--- start Raw data ---

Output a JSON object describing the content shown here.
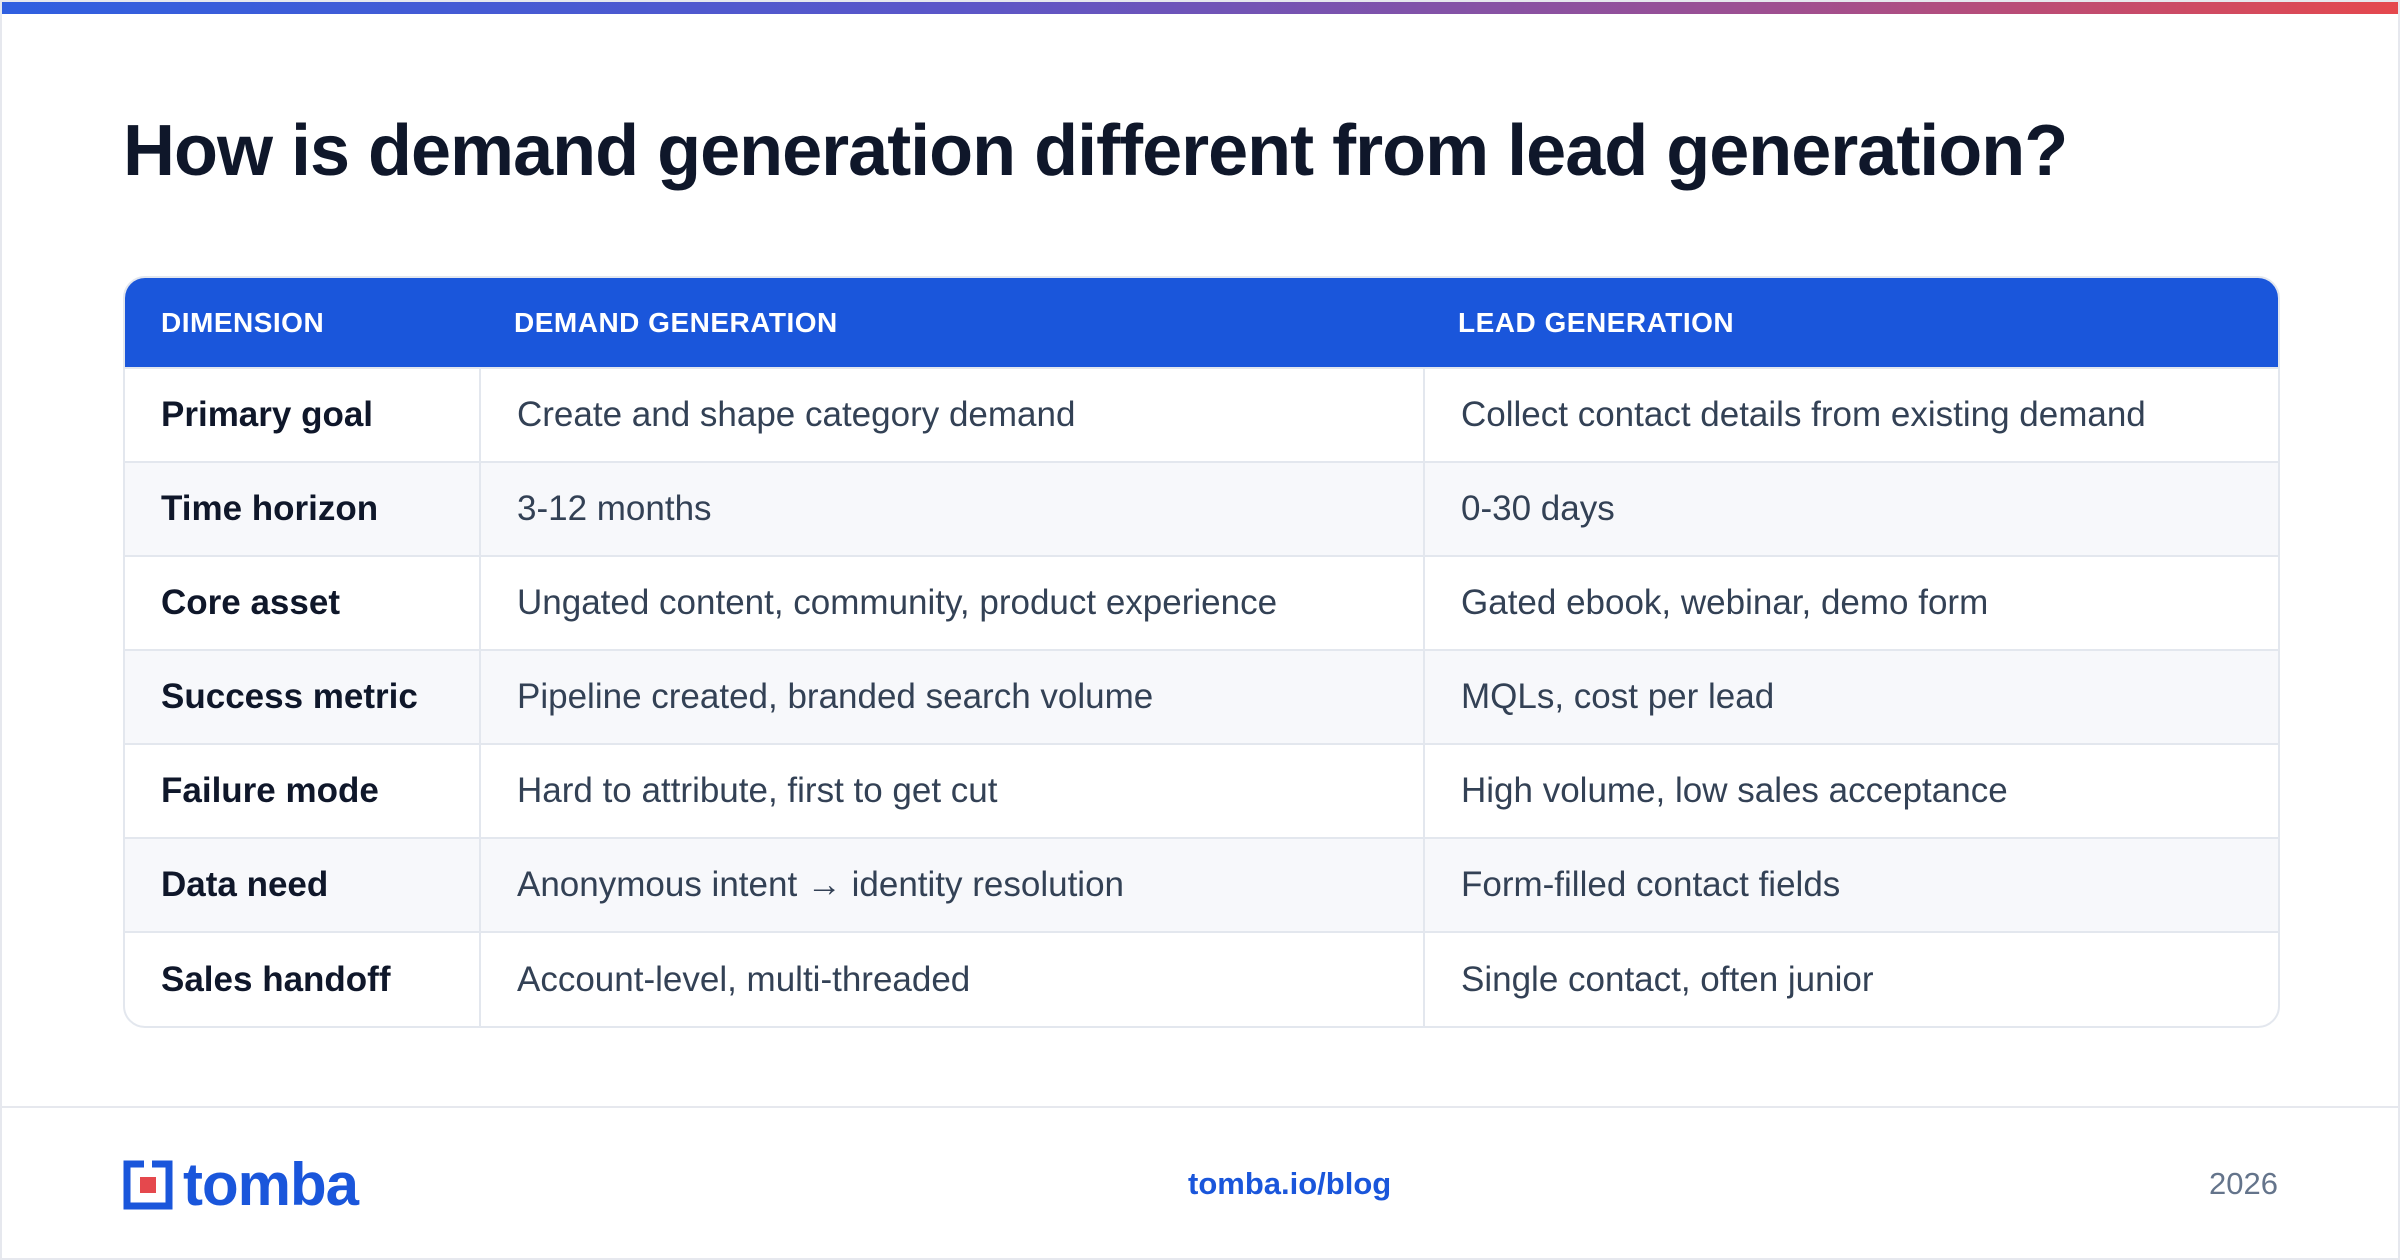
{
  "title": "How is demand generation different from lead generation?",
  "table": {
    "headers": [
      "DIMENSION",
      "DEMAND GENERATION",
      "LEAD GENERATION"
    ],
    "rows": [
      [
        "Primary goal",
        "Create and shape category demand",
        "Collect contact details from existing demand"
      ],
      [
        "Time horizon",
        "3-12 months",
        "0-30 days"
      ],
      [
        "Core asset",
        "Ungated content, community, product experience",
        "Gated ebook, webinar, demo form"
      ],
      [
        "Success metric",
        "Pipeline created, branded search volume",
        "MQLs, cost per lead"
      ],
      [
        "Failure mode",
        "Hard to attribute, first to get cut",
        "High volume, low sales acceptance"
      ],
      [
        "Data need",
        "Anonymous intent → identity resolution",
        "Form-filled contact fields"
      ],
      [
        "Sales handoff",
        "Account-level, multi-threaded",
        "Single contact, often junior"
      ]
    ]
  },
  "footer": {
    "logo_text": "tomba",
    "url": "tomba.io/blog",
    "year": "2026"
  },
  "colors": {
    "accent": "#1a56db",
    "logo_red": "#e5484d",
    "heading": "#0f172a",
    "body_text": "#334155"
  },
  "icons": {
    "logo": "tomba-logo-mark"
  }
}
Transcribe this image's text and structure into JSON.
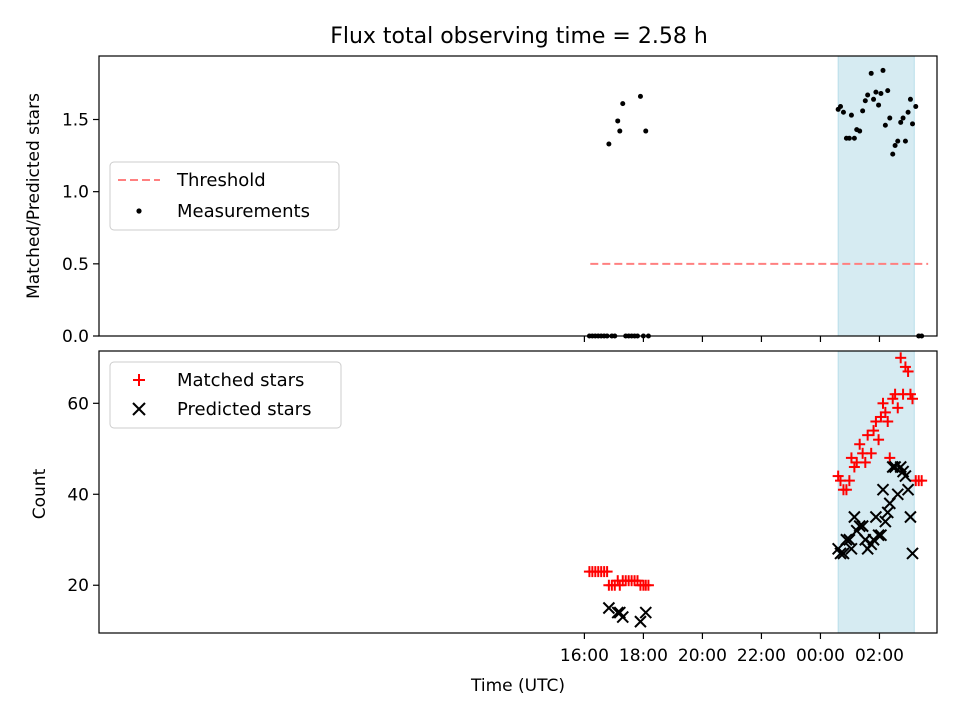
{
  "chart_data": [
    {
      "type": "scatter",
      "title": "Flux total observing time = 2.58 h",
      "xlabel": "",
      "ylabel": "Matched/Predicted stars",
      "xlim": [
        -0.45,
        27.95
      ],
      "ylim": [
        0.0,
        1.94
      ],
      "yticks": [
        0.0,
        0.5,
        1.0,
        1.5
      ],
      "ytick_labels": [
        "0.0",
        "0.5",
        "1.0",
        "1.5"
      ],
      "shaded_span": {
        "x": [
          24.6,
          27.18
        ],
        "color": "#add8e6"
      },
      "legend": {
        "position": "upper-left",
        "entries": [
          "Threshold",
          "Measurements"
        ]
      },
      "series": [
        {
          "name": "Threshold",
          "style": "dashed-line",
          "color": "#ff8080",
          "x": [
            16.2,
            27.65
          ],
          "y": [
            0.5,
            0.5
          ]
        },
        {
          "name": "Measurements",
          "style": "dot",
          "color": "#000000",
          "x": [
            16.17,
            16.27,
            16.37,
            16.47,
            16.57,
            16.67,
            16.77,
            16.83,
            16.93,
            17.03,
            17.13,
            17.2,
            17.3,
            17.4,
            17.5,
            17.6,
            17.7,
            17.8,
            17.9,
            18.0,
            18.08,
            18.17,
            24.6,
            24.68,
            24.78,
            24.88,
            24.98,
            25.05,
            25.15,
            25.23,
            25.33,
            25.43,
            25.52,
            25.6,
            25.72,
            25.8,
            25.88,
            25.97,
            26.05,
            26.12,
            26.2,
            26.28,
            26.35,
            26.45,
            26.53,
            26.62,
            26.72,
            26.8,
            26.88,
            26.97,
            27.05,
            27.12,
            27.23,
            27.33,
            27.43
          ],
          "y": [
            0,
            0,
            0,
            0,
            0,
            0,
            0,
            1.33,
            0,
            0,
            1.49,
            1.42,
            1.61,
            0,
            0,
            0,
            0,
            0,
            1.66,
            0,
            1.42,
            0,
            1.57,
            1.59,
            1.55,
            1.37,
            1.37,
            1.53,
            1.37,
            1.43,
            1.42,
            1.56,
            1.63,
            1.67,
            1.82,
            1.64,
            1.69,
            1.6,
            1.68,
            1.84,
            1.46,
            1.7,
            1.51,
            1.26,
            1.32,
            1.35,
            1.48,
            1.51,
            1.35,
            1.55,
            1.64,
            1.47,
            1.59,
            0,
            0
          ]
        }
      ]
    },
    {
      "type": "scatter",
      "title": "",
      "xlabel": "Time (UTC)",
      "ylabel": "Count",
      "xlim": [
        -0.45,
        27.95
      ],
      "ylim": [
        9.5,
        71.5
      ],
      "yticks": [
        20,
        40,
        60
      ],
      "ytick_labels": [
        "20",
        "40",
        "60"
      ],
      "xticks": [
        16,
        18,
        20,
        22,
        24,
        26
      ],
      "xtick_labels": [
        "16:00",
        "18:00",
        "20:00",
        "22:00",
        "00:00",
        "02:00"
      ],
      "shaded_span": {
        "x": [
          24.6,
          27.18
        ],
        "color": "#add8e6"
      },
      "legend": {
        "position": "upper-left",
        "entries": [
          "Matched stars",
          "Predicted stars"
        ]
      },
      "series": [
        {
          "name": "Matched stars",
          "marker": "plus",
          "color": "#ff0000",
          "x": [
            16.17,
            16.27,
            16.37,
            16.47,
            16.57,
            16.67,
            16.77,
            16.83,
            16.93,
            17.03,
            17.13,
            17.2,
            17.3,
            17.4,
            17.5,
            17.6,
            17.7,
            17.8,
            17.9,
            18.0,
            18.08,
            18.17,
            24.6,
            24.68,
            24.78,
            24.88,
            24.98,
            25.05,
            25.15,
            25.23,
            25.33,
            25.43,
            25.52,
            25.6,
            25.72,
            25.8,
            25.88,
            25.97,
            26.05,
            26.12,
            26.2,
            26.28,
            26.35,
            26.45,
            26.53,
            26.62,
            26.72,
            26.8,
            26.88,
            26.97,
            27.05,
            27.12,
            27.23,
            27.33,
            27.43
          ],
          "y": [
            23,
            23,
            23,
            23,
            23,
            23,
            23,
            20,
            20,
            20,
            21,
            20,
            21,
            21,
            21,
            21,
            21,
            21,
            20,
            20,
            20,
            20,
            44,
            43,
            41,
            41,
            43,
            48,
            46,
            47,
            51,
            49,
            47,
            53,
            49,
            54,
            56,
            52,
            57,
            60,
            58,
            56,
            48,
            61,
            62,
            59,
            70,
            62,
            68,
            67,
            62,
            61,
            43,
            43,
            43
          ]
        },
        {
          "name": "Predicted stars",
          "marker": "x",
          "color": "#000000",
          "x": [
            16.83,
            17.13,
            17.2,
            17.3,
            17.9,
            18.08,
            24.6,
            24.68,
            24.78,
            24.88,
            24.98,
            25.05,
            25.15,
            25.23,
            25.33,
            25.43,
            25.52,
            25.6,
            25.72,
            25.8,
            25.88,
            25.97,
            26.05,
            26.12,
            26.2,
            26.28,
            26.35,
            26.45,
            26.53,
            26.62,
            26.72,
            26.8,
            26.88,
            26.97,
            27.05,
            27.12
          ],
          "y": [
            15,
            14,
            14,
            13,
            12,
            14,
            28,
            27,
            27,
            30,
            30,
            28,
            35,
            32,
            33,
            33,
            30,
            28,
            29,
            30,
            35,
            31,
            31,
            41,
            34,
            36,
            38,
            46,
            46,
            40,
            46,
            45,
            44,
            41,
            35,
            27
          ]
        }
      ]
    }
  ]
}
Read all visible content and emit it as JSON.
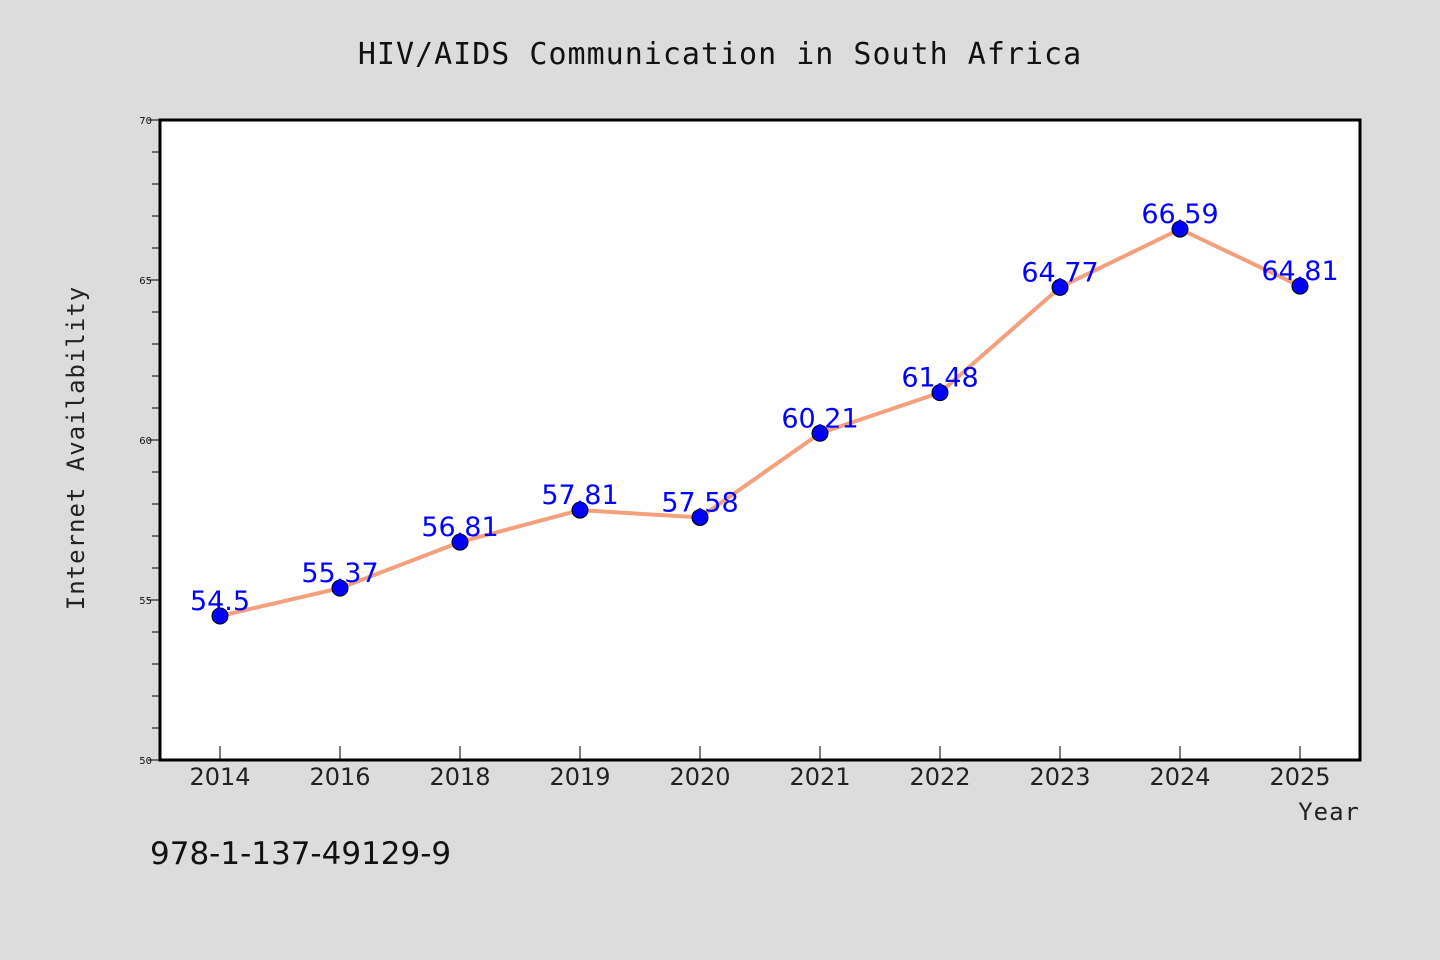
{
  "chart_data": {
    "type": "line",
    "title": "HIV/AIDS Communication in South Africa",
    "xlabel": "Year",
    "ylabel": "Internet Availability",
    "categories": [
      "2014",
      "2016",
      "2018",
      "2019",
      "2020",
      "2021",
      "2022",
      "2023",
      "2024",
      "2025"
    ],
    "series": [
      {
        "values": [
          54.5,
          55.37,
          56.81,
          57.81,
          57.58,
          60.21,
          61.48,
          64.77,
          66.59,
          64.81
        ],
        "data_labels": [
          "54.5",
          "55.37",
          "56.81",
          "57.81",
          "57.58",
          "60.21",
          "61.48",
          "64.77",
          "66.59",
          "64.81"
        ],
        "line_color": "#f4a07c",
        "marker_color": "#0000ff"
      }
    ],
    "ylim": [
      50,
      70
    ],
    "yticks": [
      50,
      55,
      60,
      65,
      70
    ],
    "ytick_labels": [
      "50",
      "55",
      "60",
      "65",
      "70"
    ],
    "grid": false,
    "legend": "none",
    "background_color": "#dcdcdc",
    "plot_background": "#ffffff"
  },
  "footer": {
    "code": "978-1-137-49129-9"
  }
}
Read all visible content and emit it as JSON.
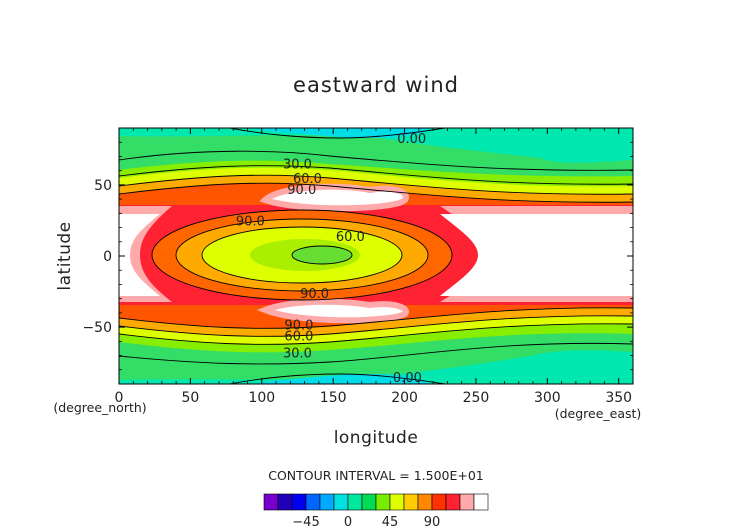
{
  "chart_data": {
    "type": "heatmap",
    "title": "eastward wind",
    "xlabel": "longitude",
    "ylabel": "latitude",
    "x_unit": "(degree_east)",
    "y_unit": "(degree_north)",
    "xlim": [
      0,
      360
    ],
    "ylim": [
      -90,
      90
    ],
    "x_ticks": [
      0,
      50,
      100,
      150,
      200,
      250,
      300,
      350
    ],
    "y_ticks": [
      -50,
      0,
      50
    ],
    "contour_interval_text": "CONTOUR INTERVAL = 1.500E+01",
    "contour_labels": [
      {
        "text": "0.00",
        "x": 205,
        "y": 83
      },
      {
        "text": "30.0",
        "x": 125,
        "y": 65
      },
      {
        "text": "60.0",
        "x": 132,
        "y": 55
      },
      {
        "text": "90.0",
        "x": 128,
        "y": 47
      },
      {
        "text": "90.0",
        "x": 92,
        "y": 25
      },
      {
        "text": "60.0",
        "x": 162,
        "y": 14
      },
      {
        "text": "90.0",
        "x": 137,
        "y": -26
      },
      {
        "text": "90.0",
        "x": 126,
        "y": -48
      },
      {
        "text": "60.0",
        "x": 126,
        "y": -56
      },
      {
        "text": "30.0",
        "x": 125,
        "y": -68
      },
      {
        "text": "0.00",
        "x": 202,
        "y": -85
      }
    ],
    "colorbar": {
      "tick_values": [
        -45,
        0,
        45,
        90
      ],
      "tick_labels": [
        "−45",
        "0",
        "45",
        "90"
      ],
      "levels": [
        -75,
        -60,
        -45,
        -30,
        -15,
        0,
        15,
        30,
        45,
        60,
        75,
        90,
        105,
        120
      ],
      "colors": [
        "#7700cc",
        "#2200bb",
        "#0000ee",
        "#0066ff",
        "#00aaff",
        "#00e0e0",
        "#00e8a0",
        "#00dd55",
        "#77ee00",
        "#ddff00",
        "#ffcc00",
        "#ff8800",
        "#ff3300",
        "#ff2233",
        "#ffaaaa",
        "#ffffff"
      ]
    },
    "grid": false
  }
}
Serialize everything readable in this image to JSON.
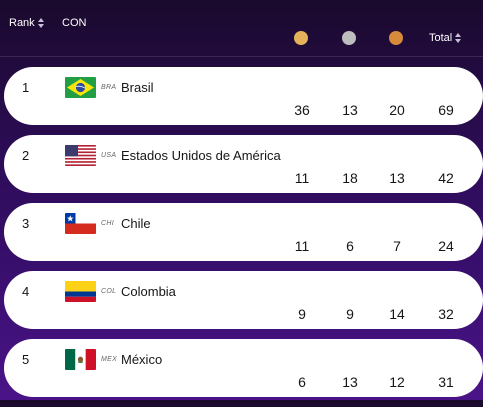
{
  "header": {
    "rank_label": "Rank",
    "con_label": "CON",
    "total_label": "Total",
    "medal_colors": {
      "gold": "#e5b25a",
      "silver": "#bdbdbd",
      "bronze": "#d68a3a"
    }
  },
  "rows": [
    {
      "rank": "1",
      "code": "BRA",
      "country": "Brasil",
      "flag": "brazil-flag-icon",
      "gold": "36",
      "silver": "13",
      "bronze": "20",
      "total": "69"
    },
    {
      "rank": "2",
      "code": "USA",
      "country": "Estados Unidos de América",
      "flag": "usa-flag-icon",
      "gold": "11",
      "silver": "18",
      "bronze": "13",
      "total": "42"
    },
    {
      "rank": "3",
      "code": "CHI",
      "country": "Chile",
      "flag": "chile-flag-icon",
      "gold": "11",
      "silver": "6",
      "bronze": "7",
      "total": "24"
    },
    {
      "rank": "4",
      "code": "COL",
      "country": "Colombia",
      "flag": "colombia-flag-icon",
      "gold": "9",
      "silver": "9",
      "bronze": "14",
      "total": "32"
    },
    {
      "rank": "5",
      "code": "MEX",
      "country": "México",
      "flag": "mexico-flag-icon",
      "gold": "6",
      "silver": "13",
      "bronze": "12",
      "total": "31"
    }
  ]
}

--- end Raw data ---

Exercise brief:
In the records above, locate each line with the word "Matched". Copy all such lines.

Full response:
      "ylabel": "Matched/Predicted stars",
          "Matched stars",
          "name": "Matched stars",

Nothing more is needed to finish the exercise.